- [REQUEST]: Reproduce every entry below precisely; do not include the pictures.

- [LISTED RECORDS]:
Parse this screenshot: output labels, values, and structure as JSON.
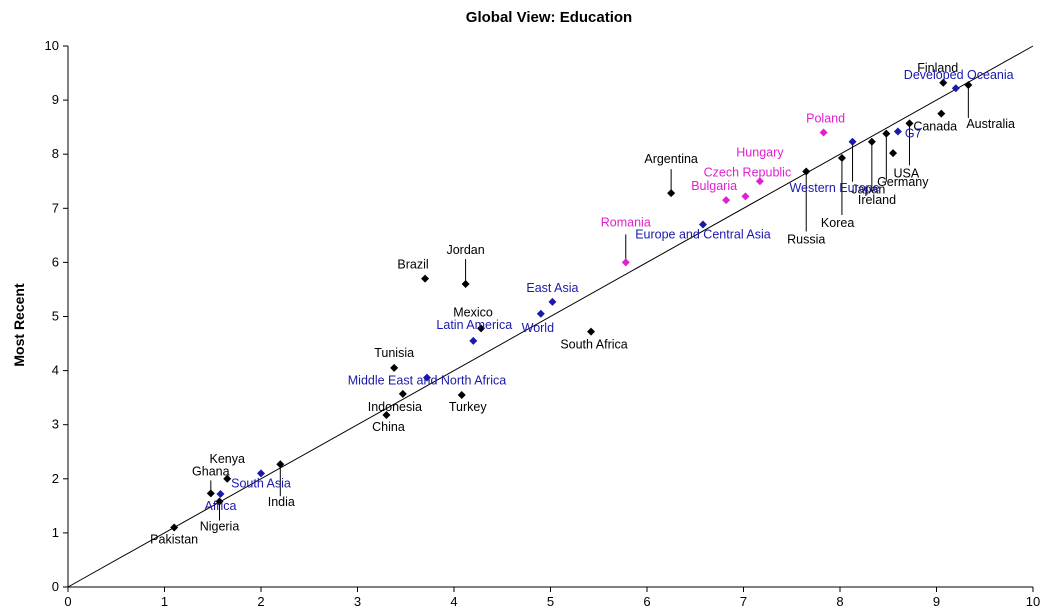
{
  "chart_data": {
    "type": "scatter",
    "title": "Global View: Education",
    "xlabel": "",
    "ylabel": "Most Recent",
    "xlim": [
      0,
      10
    ],
    "ylim": [
      0,
      10
    ],
    "xticks": [
      "0",
      "1",
      "2",
      "3",
      "4",
      "5",
      "6",
      "7",
      "8",
      "9",
      "10"
    ],
    "yticks": [
      "0",
      "1",
      "2",
      "3",
      "4",
      "5",
      "6",
      "7",
      "8",
      "9",
      "10"
    ],
    "reference_line": "y = x",
    "colors": {
      "country": "#000000",
      "region": "#1a1aaa",
      "eastern_europe": "#e020d0",
      "line": "#000000"
    },
    "points": [
      {
        "label": "Finland",
        "x": 9.07,
        "y": 9.32,
        "group": "country"
      },
      {
        "label": "Developed Oceania",
        "x": 9.2,
        "y": 9.22,
        "group": "region"
      },
      {
        "label": "Australia",
        "x": 9.33,
        "y": 9.28,
        "group": "country"
      },
      {
        "label": "Canada",
        "x": 9.05,
        "y": 8.75,
        "group": "country"
      },
      {
        "label": "G7",
        "x": 8.6,
        "y": 8.42,
        "group": "region"
      },
      {
        "label": "USA",
        "x": 8.72,
        "y": 8.57,
        "group": "country"
      },
      {
        "label": "Germany",
        "x": 8.55,
        "y": 8.02,
        "group": "country"
      },
      {
        "label": "Japan",
        "x": 8.48,
        "y": 8.38,
        "group": "country"
      },
      {
        "label": "Ireland",
        "x": 8.33,
        "y": 8.23,
        "group": "country"
      },
      {
        "label": "Korea",
        "x": 8.02,
        "y": 7.93,
        "group": "country"
      },
      {
        "label": "Western Europe",
        "x": 8.13,
        "y": 8.23,
        "group": "region"
      },
      {
        "label": "Poland",
        "x": 7.83,
        "y": 8.4,
        "group": "eastern_europe"
      },
      {
        "label": "Russia",
        "x": 7.65,
        "y": 7.68,
        "group": "country"
      },
      {
        "label": "Hungary",
        "x": 7.17,
        "y": 7.5,
        "group": "eastern_europe"
      },
      {
        "label": "Czech Republic",
        "x": 7.02,
        "y": 7.22,
        "group": "eastern_europe"
      },
      {
        "label": "Bulgaria",
        "x": 6.82,
        "y": 7.15,
        "group": "eastern_europe"
      },
      {
        "label": "Argentina",
        "x": 6.25,
        "y": 7.28,
        "group": "country"
      },
      {
        "label": "Europe and Central Asia",
        "x": 6.58,
        "y": 6.7,
        "group": "region"
      },
      {
        "label": "Romania",
        "x": 5.78,
        "y": 6.0,
        "group": "eastern_europe"
      },
      {
        "label": "Jordan",
        "x": 4.12,
        "y": 5.6,
        "group": "country"
      },
      {
        "label": "Brazil",
        "x": 3.7,
        "y": 5.7,
        "group": "country"
      },
      {
        "label": "East Asia",
        "x": 5.02,
        "y": 5.27,
        "group": "region"
      },
      {
        "label": "World",
        "x": 4.9,
        "y": 5.05,
        "group": "region"
      },
      {
        "label": "Mexico",
        "x": 4.28,
        "y": 4.78,
        "group": "country"
      },
      {
        "label": "Latin America",
        "x": 4.2,
        "y": 4.55,
        "group": "region"
      },
      {
        "label": "South Africa",
        "x": 5.42,
        "y": 4.72,
        "group": "country"
      },
      {
        "label": "Tunisia",
        "x": 3.38,
        "y": 4.05,
        "group": "country"
      },
      {
        "label": "Middle East and North Africa",
        "x": 3.72,
        "y": 3.87,
        "group": "region"
      },
      {
        "label": "Indonesia",
        "x": 3.47,
        "y": 3.57,
        "group": "country"
      },
      {
        "label": "Turkey",
        "x": 4.08,
        "y": 3.55,
        "group": "country"
      },
      {
        "label": "China",
        "x": 3.3,
        "y": 3.18,
        "group": "country"
      },
      {
        "label": "India",
        "x": 2.2,
        "y": 2.27,
        "group": "country"
      },
      {
        "label": "South Asia",
        "x": 2.0,
        "y": 2.1,
        "group": "region"
      },
      {
        "label": "Kenya",
        "x": 1.65,
        "y": 2.0,
        "group": "country"
      },
      {
        "label": "Ghana",
        "x": 1.48,
        "y": 1.73,
        "group": "country"
      },
      {
        "label": "Africa",
        "x": 1.58,
        "y": 1.72,
        "group": "region"
      },
      {
        "label": "Nigeria",
        "x": 1.57,
        "y": 1.58,
        "group": "country"
      },
      {
        "label": "Pakistan",
        "x": 1.1,
        "y": 1.1,
        "group": "country"
      }
    ]
  }
}
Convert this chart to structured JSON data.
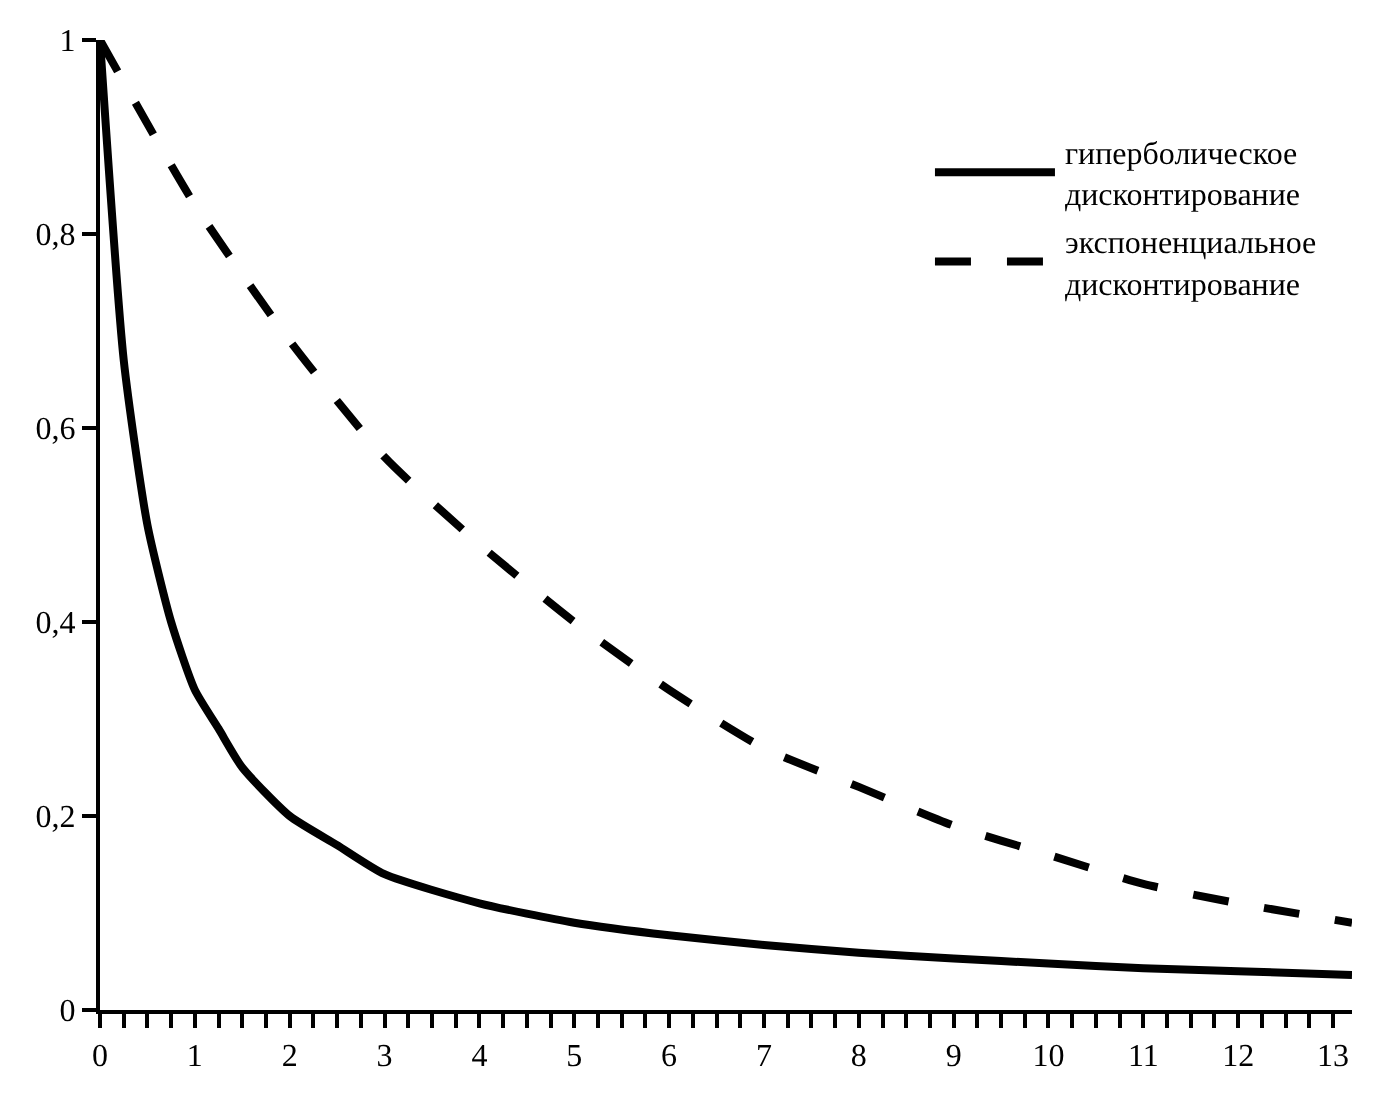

- [RESPONSE BELOW]:
Parse this screenshot: output labels, values, and structure as JSON.
{
  "chart_data": {
    "type": "scatter",
    "title": "Global View: Education",
    "xlabel": "",
    "ylabel": "Most Recent",
    "xlim": [
      0,
      10
    ],
    "ylim": [
      0,
      10
    ],
    "xticks": [
      "0",
      "1",
      "2",
      "3",
      "4",
      "5",
      "6",
      "7",
      "8",
      "9",
      "10"
    ],
    "yticks": [
      "0",
      "1",
      "2",
      "3",
      "4",
      "5",
      "6",
      "7",
      "8",
      "9",
      "10"
    ],
    "reference_line": "y = x",
    "colors": {
      "country": "#000000",
      "region": "#1a1aaa",
      "eastern_europe": "#e020d0",
      "line": "#000000"
    },
    "points": [
      {
        "label": "Finland",
        "x": 9.07,
        "y": 9.32,
        "group": "country"
      },
      {
        "label": "Developed Oceania",
        "x": 9.2,
        "y": 9.22,
        "group": "region"
      },
      {
        "label": "Australia",
        "x": 9.33,
        "y": 9.28,
        "group": "country"
      },
      {
        "label": "Canada",
        "x": 9.05,
        "y": 8.75,
        "group": "country"
      },
      {
        "label": "G7",
        "x": 8.6,
        "y": 8.42,
        "group": "region"
      },
      {
        "label": "USA",
        "x": 8.72,
        "y": 8.57,
        "group": "country"
      },
      {
        "label": "Germany",
        "x": 8.55,
        "y": 8.02,
        "group": "country"
      },
      {
        "label": "Japan",
        "x": 8.48,
        "y": 8.38,
        "group": "country"
      },
      {
        "label": "Ireland",
        "x": 8.33,
        "y": 8.23,
        "group": "country"
      },
      {
        "label": "Korea",
        "x": 8.02,
        "y": 7.93,
        "group": "country"
      },
      {
        "label": "Western Europe",
        "x": 8.13,
        "y": 8.23,
        "group": "region"
      },
      {
        "label": "Poland",
        "x": 7.83,
        "y": 8.4,
        "group": "eastern_europe"
      },
      {
        "label": "Russia",
        "x": 7.65,
        "y": 7.68,
        "group": "country"
      },
      {
        "label": "Hungary",
        "x": 7.17,
        "y": 7.5,
        "group": "eastern_europe"
      },
      {
        "label": "Czech Republic",
        "x": 7.02,
        "y": 7.22,
        "group": "eastern_europe"
      },
      {
        "label": "Bulgaria",
        "x": 6.82,
        "y": 7.15,
        "group": "eastern_europe"
      },
      {
        "label": "Argentina",
        "x": 6.25,
        "y": 7.28,
        "group": "country"
      },
      {
        "label": "Europe and Central Asia",
        "x": 6.58,
        "y": 6.7,
        "group": "region"
      },
      {
        "label": "Romania",
        "x": 5.78,
        "y": 6.0,
        "group": "eastern_europe"
      },
      {
        "label": "Jordan",
        "x": 4.12,
        "y": 5.6,
        "group": "country"
      },
      {
        "label": "Brazil",
        "x": 3.7,
        "y": 5.7,
        "group": "country"
      },
      {
        "label": "East Asia",
        "x": 5.02,
        "y": 5.27,
        "group": "region"
      },
      {
        "label": "World",
        "x": 4.9,
        "y": 5.05,
        "group": "region"
      },
      {
        "label": "Mexico",
        "x": 4.28,
        "y": 4.78,
        "group": "country"
      },
      {
        "label": "Latin America",
        "x": 4.2,
        "y": 4.55,
        "group": "region"
      },
      {
        "label": "South Africa",
        "x": 5.42,
        "y": 4.72,
        "group": "country"
      },
      {
        "label": "Tunisia",
        "x": 3.38,
        "y": 4.05,
        "group": "country"
      },
      {
        "label": "Middle East and North Africa",
        "x": 3.72,
        "y": 3.87,
        "group": "region"
      },
      {
        "label": "Indonesia",
        "x": 3.47,
        "y": 3.57,
        "group": "country"
      },
      {
        "label": "Turkey",
        "x": 4.08,
        "y": 3.55,
        "group": "country"
      },
      {
        "label": "China",
        "x": 3.3,
        "y": 3.18,
        "group": "country"
      },
      {
        "label": "India",
        "x": 2.2,
        "y": 2.27,
        "group": "country"
      },
      {
        "label": "South Asia",
        "x": 2.0,
        "y": 2.1,
        "group": "region"
      },
      {
        "label": "Kenya",
        "x": 1.65,
        "y": 2.0,
        "group": "country"
      },
      {
        "label": "Ghana",
        "x": 1.48,
        "y": 1.73,
        "group": "country"
      },
      {
        "label": "Africa",
        "x": 1.58,
        "y": 1.72,
        "group": "region"
      },
      {
        "label": "Nigeria",
        "x": 1.57,
        "y": 1.58,
        "group": "country"
      },
      {
        "label": "Pakistan",
        "x": 1.1,
        "y": 1.1,
        "group": "country"
      }
    ]
  }
}
Convert this chart to structured JSON data.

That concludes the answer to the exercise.